▸ EXERCISE INSTRUCTIONS
Print the lines of the data below starting at the one containing "Patent image size: (791, 553)." and ending at the one containing "The outboard generally", both included, exactly as they stand.

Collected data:

====================

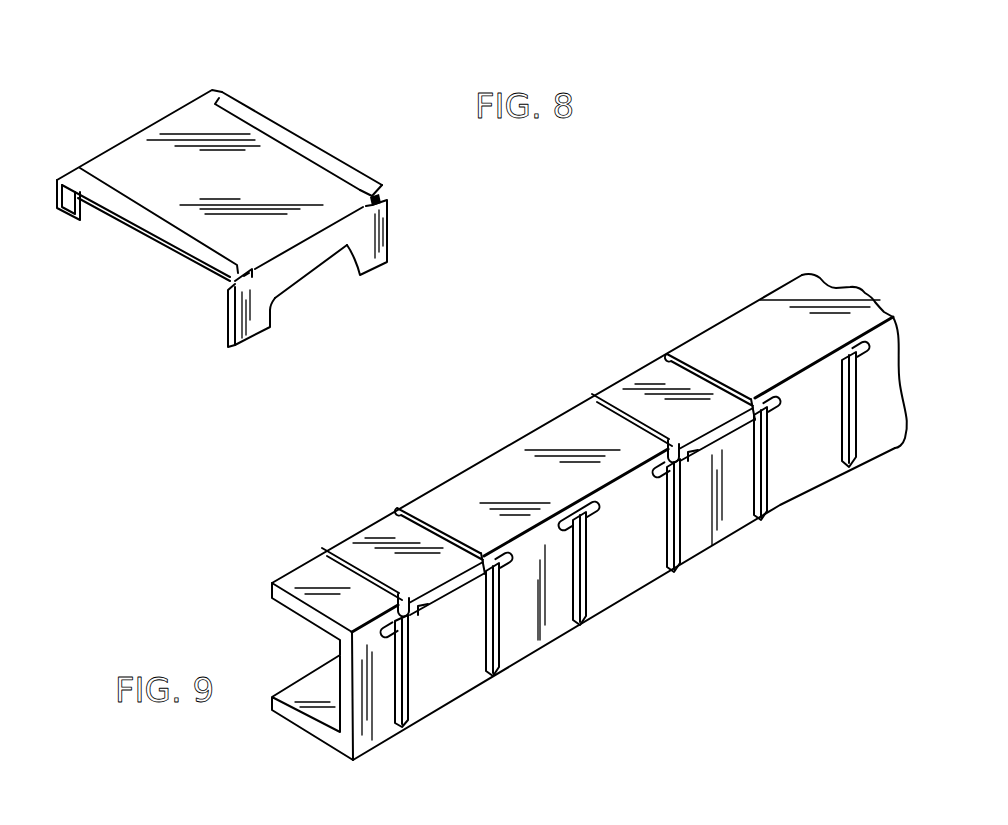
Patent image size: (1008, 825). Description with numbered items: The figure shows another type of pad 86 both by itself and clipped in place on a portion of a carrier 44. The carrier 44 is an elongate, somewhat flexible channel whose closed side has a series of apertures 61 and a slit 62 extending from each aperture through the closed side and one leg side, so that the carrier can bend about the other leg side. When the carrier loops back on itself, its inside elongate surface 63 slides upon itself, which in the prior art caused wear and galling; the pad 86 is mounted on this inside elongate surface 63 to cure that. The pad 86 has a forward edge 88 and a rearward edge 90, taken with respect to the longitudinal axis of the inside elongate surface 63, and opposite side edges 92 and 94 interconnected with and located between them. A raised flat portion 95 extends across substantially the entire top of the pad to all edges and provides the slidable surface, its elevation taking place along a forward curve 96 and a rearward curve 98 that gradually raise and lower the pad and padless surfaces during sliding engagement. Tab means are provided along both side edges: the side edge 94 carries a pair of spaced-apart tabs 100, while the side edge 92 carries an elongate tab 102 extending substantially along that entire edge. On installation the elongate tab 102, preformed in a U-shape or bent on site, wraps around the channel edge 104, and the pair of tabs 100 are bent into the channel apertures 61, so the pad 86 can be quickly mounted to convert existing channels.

In FIG. 9, the carrier 44 is at (724, 588).
In FIG. 9, the apertures 61 is at (828, 367).
In FIG. 9, the slit 62 is at (497, 645).
In FIG. 9, the inside elongate surface 63 is at (483, 463).
In FIG. 8, the pad 86 is at (140, 80).
In FIG. 9, the pad 86 is at (359, 522).
In FIG. 8, the forward edge 88 is at (136, 230).
In FIG. 8, the rearward edge 90 is at (288, 130).
In FIG. 8, the side edge 92 is at (115, 146).
In FIG. 8, the side edge 94 is at (317, 257).
In FIG. 8, the raised flat portion 95 is at (187, 120).
In FIG. 8, the forward curve 96 is at (194, 245).
In FIG. 8, the rearward curve 98 is at (348, 162).
In FIG. 8, the tabs 100 is at (392, 245).
In FIG. 9, the tabs 100 is at (478, 583).
In FIG. 8, the elongate tab 102 is at (86, 212).
In FIG. 9, the channel edge 104 is at (270, 582).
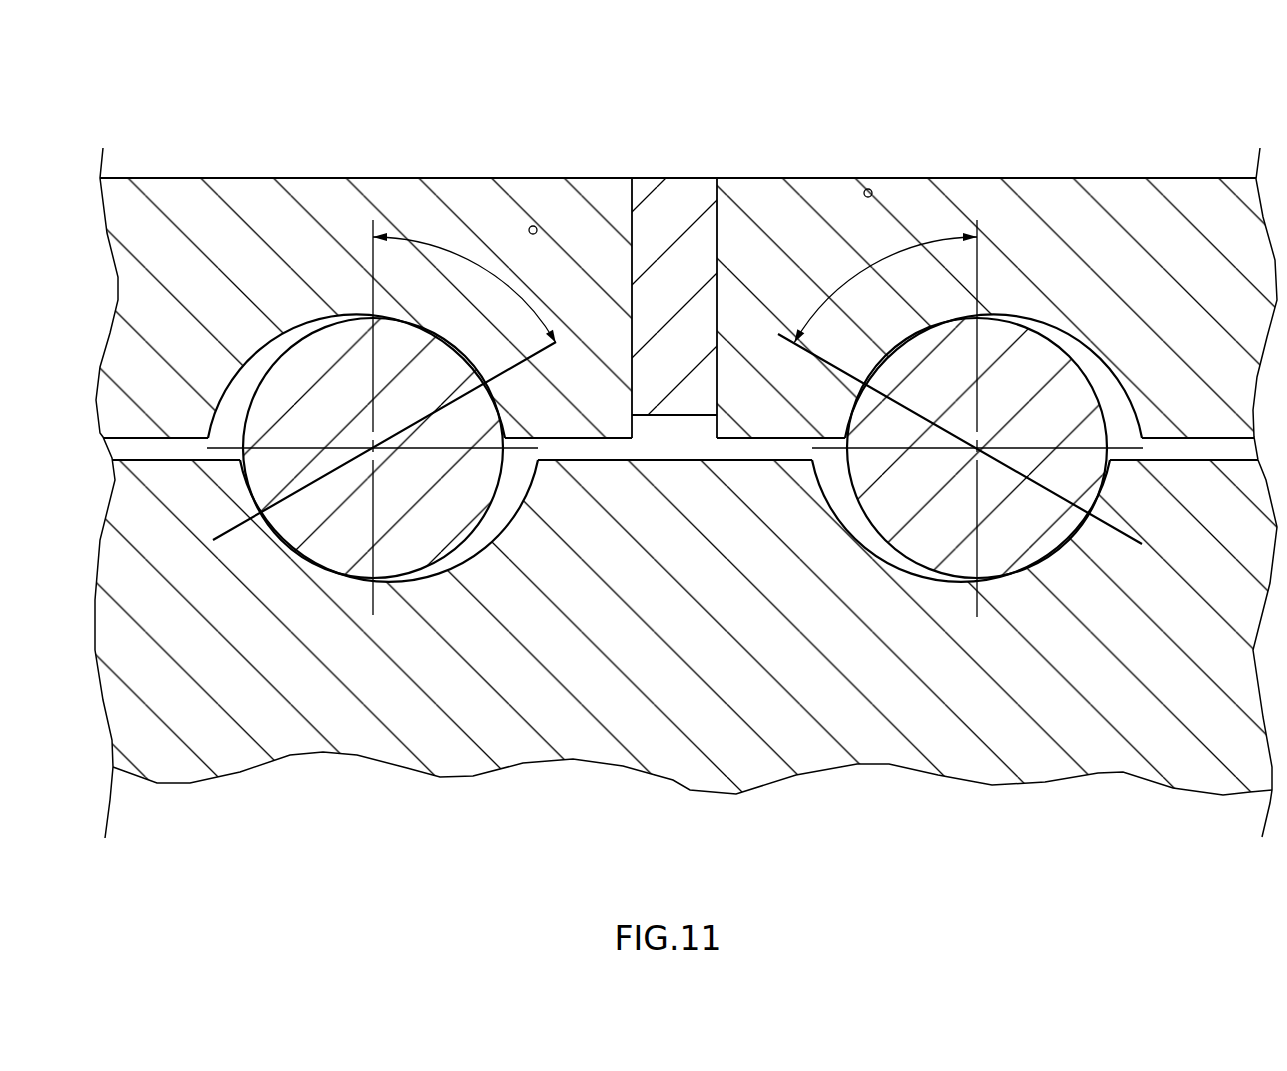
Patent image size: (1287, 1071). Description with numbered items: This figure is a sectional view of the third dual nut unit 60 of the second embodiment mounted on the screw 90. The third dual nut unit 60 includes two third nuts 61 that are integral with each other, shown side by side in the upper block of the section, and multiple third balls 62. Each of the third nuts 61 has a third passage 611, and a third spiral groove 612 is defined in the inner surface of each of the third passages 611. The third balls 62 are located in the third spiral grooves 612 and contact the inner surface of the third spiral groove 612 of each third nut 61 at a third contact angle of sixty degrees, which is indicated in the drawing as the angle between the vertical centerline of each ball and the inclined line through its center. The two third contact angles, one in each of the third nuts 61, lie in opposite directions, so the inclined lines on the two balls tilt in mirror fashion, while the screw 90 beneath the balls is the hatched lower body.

The third dual nut unit 60 is at (686, 433).
The third nut 61 is at (206, 208).
The third passage 611 is at (133, 450).
The third spiral groove 612 is at (251, 378).
The third ball 62 is at (425, 508).
The screw 90 is at (218, 752).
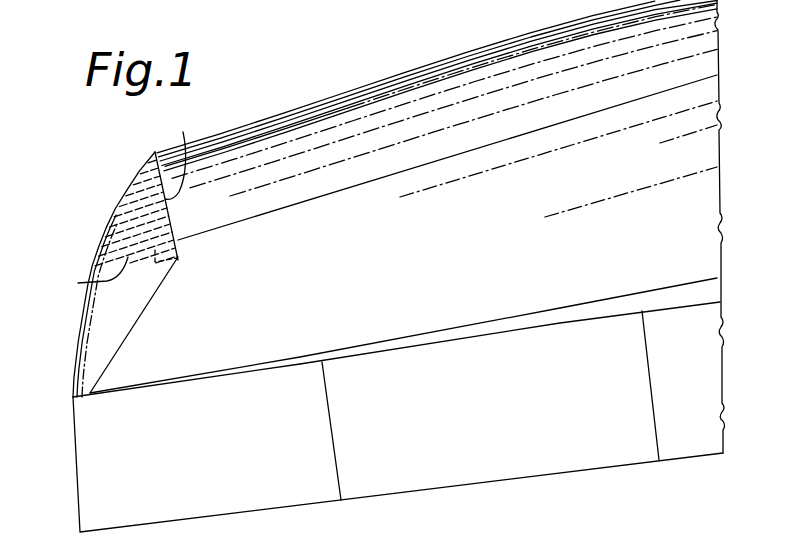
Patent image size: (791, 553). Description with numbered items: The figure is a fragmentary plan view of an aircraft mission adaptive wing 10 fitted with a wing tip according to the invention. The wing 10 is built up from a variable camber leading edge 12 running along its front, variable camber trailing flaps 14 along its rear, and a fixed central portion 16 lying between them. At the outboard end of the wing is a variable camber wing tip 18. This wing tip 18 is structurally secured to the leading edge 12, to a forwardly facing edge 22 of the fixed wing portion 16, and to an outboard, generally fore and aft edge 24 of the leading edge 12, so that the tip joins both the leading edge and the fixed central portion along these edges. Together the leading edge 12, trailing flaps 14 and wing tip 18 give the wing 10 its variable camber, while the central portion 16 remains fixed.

The aircraft mission adaptive wing 10 is at (64, 355).
The variable camber leading edge 12 is at (270, 189).
The variable camber trailing flaps 14 is at (225, 443).
The fixed central portion 16 is at (348, 278).
The variable camber wing tip 18 is at (122, 185).
The forwardly facing edge 22 is at (84, 277).
The outboard generally fore and aft edge 24 is at (185, 153).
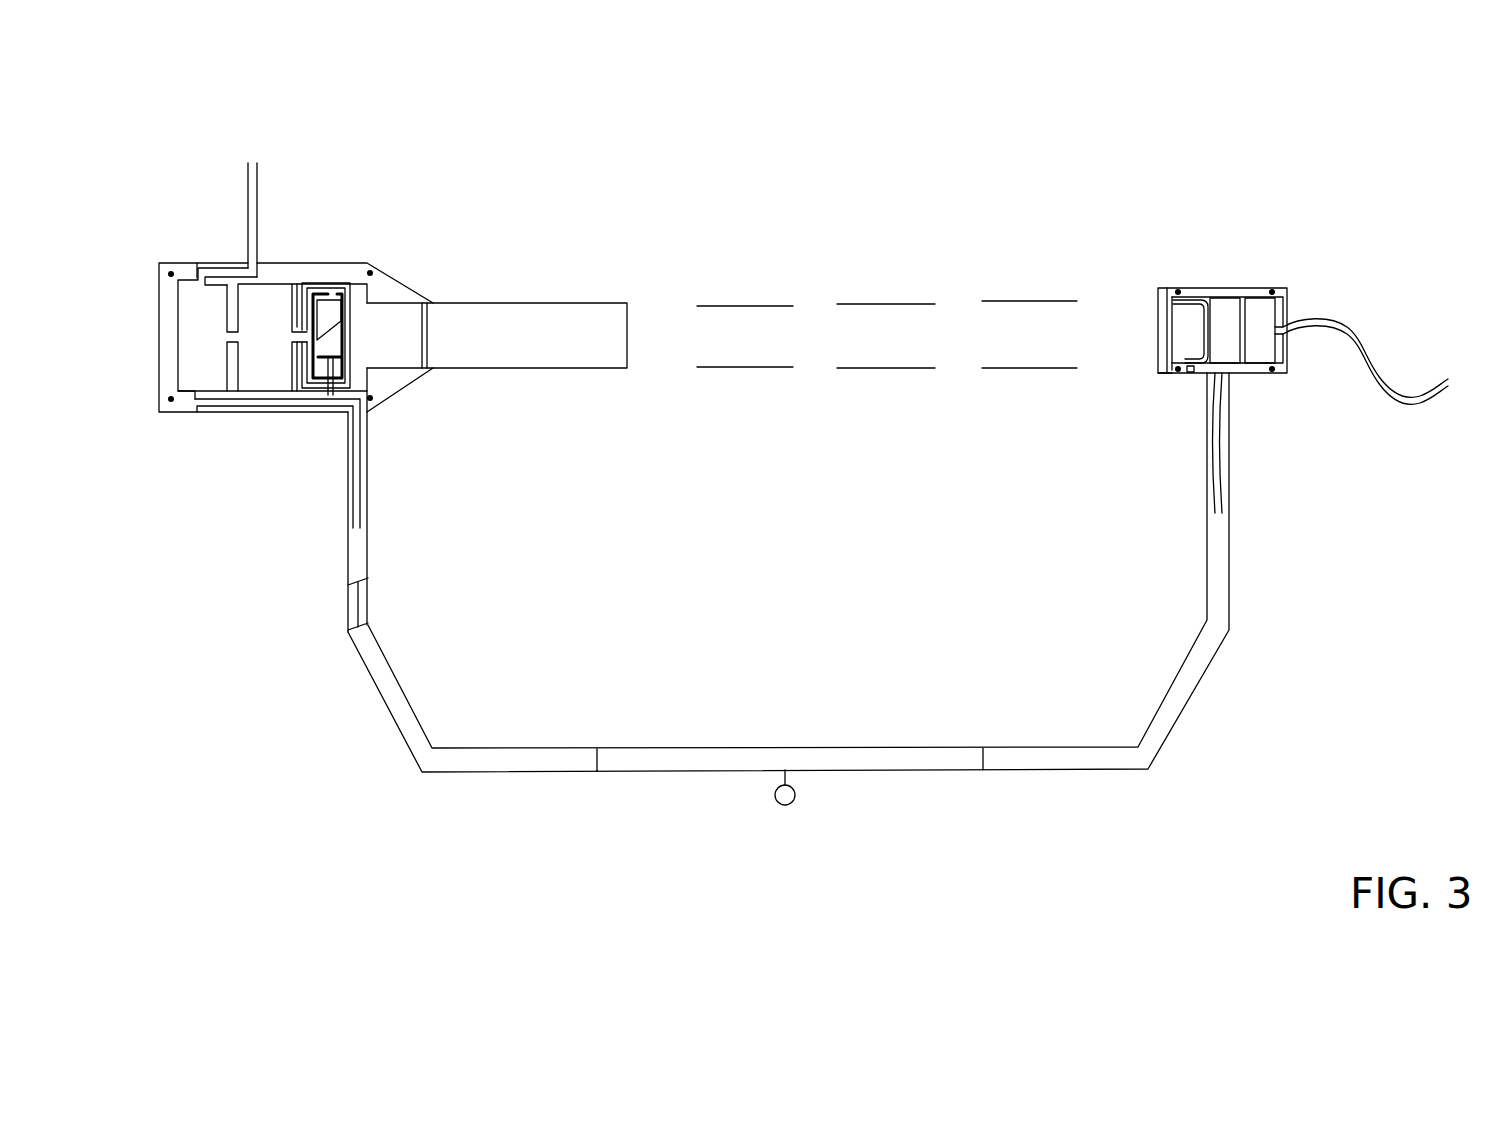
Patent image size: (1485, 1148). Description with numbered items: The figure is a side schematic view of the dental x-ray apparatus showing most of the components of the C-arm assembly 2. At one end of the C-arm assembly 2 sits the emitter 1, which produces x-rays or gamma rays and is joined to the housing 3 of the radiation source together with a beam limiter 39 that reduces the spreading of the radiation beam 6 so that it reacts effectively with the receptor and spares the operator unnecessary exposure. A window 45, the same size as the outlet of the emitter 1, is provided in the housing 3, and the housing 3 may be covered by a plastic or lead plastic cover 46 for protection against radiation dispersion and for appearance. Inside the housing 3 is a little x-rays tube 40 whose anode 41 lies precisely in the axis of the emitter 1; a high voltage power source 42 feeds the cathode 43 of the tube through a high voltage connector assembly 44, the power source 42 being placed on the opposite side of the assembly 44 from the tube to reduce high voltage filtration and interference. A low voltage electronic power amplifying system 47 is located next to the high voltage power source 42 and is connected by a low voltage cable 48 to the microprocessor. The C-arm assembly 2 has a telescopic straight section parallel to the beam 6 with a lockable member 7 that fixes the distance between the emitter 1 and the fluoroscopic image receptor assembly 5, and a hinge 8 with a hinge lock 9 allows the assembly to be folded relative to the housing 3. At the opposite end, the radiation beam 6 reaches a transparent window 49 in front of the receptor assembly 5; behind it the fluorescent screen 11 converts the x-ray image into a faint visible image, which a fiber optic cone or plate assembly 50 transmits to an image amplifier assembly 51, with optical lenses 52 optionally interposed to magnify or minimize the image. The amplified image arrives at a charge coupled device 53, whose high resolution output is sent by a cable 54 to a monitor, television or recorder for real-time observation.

====================

▸ COMPLETED EXERCISE
Patent image size: (791, 553). Description with numbered items: The figure is a fragmentary plan view of an aircraft mission adaptive wing 10 fitted with a wing tip according to the invention. The wing 10 is built up from a variable camber leading edge 12 running along its front, variable camber trailing flaps 14 along its rear, and a fixed central portion 16 lying between them. At the outboard end of the wing is a variable camber wing tip 18. This wing tip 18 is structurally secured to the leading edge 12, to a forwardly facing edge 22 of the fixed wing portion 16, and to an outboard, generally fore and aft edge 24 of the leading edge 12, so that the tip joins both the leading edge and the fixed central portion along these edges. Together the leading edge 12, trailing flaps 14 and wing tip 18 give the wing 10 its variable camber, while the central portion 16 remains fixed.

The aircraft mission adaptive wing 10 is at (64, 355).
The variable camber leading edge 12 is at (270, 189).
The variable camber trailing flaps 14 is at (225, 443).
The fixed central portion 16 is at (348, 278).
The variable camber wing tip 18 is at (122, 185).
The forwardly facing edge 22 is at (84, 277).
The outboard generally fore and aft edge 24 is at (185, 153).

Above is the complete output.